--- Aim ---
Set down, in full, every record in the block.

####################

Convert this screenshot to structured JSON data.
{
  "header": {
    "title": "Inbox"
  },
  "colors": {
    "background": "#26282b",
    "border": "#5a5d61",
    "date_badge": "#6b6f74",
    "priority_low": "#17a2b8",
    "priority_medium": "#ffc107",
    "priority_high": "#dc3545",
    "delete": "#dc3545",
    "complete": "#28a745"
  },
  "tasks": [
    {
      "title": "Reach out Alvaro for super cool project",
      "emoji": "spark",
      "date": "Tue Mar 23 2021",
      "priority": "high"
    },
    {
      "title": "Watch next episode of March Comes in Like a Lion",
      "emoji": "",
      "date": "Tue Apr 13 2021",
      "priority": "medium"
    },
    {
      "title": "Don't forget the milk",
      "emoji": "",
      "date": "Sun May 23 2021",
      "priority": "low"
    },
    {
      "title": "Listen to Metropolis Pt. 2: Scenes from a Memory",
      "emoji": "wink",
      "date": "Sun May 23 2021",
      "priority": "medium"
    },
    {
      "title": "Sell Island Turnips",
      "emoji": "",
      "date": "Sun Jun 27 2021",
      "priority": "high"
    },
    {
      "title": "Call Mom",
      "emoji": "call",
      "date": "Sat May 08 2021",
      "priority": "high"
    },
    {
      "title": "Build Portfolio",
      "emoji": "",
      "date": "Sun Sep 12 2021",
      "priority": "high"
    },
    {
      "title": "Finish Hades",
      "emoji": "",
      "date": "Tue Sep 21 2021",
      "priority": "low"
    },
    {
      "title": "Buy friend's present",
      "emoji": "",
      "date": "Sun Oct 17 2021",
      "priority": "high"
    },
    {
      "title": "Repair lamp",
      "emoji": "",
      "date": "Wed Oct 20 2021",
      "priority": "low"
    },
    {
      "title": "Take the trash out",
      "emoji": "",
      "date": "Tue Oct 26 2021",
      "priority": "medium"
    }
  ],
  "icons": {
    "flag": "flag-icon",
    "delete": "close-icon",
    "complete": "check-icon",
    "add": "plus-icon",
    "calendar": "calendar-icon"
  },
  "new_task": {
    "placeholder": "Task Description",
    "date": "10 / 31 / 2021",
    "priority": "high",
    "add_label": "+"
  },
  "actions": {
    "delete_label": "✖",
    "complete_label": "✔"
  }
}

####################

--- Written solution ---
Convert this screenshot to structured JSON data.
{
  "header": {
    "title": "Inbox"
  },
  "colors": {
    "background": "#26282b",
    "border": "#5a5d61",
    "date_badge": "#6b6f74",
    "priority_low": "#17a2b8",
    "priority_medium": "#ffc107",
    "priority_high": "#dc3545",
    "delete": "#dc3545",
    "complete": "#28a745"
  },
  "tasks": [
    {
      "title": "Reach out Alvaro for super cool project",
      "emoji": "spark",
      "date": "Tue Mar 23 2021",
      "priority": "high"
    },
    {
      "title": "Watch next episode of March Comes in Like a Lion",
      "emoji": "",
      "date": "Tue Apr 13 2021",
      "priority": "medium"
    },
    {
      "title": "Don't forget the milk",
      "emoji": "",
      "date": "Sun May 23 2021",
      "priority": "low"
    },
    {
      "title": "Listen to Metropolis Pt. 2: Scenes from a Memory",
      "emoji": "wink",
      "date": "Sun May 23 2021",
      "priority": "medium"
    },
    {
      "title": "Sell Island Turnips",
      "emoji": "",
      "date": "Sun Jun 27 2021",
      "priority": "high"
    },
    {
      "title": "Call Mom",
      "emoji": "call",
      "date": "Sat May 08 2021",
      "priority": "high"
    },
    {
      "title": "Build Portfolio",
      "emoji": "",
      "date": "Sun Sep 12 2021",
      "priority": "high"
    },
    {
      "title": "Finish Hades",
      "emoji": "",
      "date": "Tue Sep 21 2021",
      "priority": "low"
    },
    {
      "title": "Buy friend's present",
      "emoji": "",
      "date": "Sun Oct 17 2021",
      "priority": "high"
    },
    {
      "title": "Repair lamp",
      "emoji": "",
      "date": "Wed Oct 20 2021",
      "priority": "low"
    },
    {
      "title": "Take the trash out",
      "emoji": "",
      "date": "Tue Oct 26 2021",
      "priority": "medium"
    }
  ],
  "icons": {
    "flag": "flag-icon",
    "delete": "close-icon",
    "complete": "check-icon",
    "add": "plus-icon",
    "calendar": "calendar-icon"
  },
  "new_task": {
    "placeholder": "Task Description",
    "date": "10 / 31 / 2021",
    "priority": "high",
    "add_label": "+"
  },
  "actions": {
    "delete_label": "✖",
    "complete_label": "✔"
  }
}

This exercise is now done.